## To be done:
Show all lines from the data that include the word "headline".

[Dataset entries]
+ + + + +

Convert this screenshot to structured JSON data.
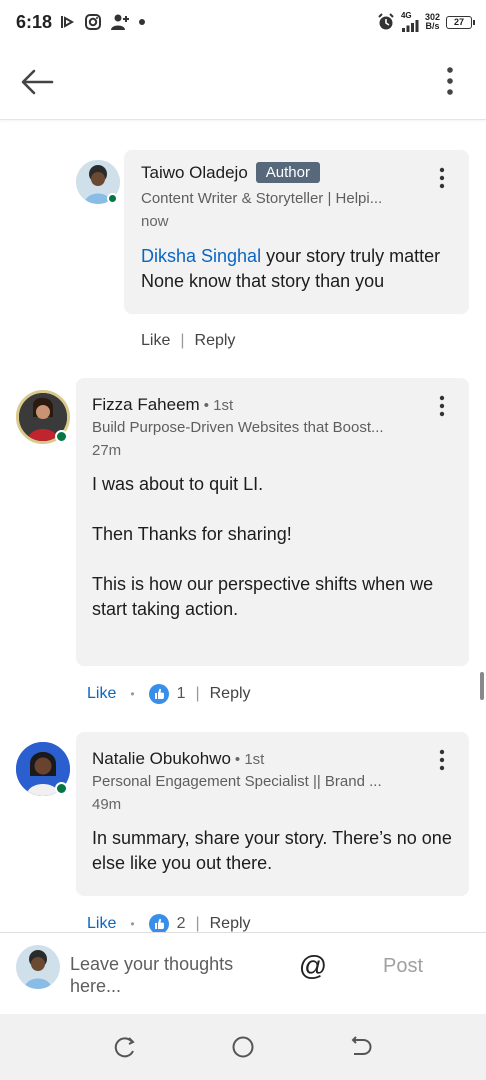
{
  "status_bar": {
    "time": "6:18",
    "net_speed_value": "302",
    "net_speed_unit": "B/s",
    "network": "4G",
    "battery": "27"
  },
  "header": {
    "back_icon": "arrow-left-icon",
    "more_icon": "vertical-dots-icon"
  },
  "comments": [
    {
      "name": "Taiwo Oladejo",
      "badge": "Author",
      "headline": "Content Writer & Storyteller | Helpi...",
      "time": "now",
      "mention": "Diksha Singhal",
      "text": " your story truly matter None know that story than you",
      "like_label": "Like",
      "reply_label": "Reply"
    },
    {
      "name": "Fizza Faheem",
      "degree": "• 1st",
      "headline": "Build Purpose-Driven Websites that Boost...",
      "time": "27m",
      "paragraphs": [
        "I was about to quit LI.",
        "Then Thanks for sharing!",
        "This is how our perspective shifts when we start taking action."
      ],
      "like_label": "Like",
      "reaction_count": "1",
      "reply_label": "Reply"
    },
    {
      "name": "Natalie Obukohwo",
      "degree": "• 1st",
      "headline": "Personal Engagement Specialist || Brand ...",
      "time": "49m",
      "text": "In summary, share your story. There’s no one else like you out there.",
      "like_label": "Like",
      "reaction_count": "2",
      "reply_label": "Reply"
    }
  ],
  "composer": {
    "placeholder": "Leave your thoughts here...",
    "at_symbol": "@",
    "post_label": "Post"
  },
  "colors": {
    "accent": "#0a66c2",
    "bubble": "#f2f2f2",
    "author_badge": "#56687a",
    "online": "#057642"
  }
}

+ + + + +

## Solution to this exercise:
      "headline": "Content Writer & Storyteller | Helpi...",
      "headline": "Build Purpose-Driven Websites that Boost...",
      "headline": "Personal Engagement Specialist || Brand ...",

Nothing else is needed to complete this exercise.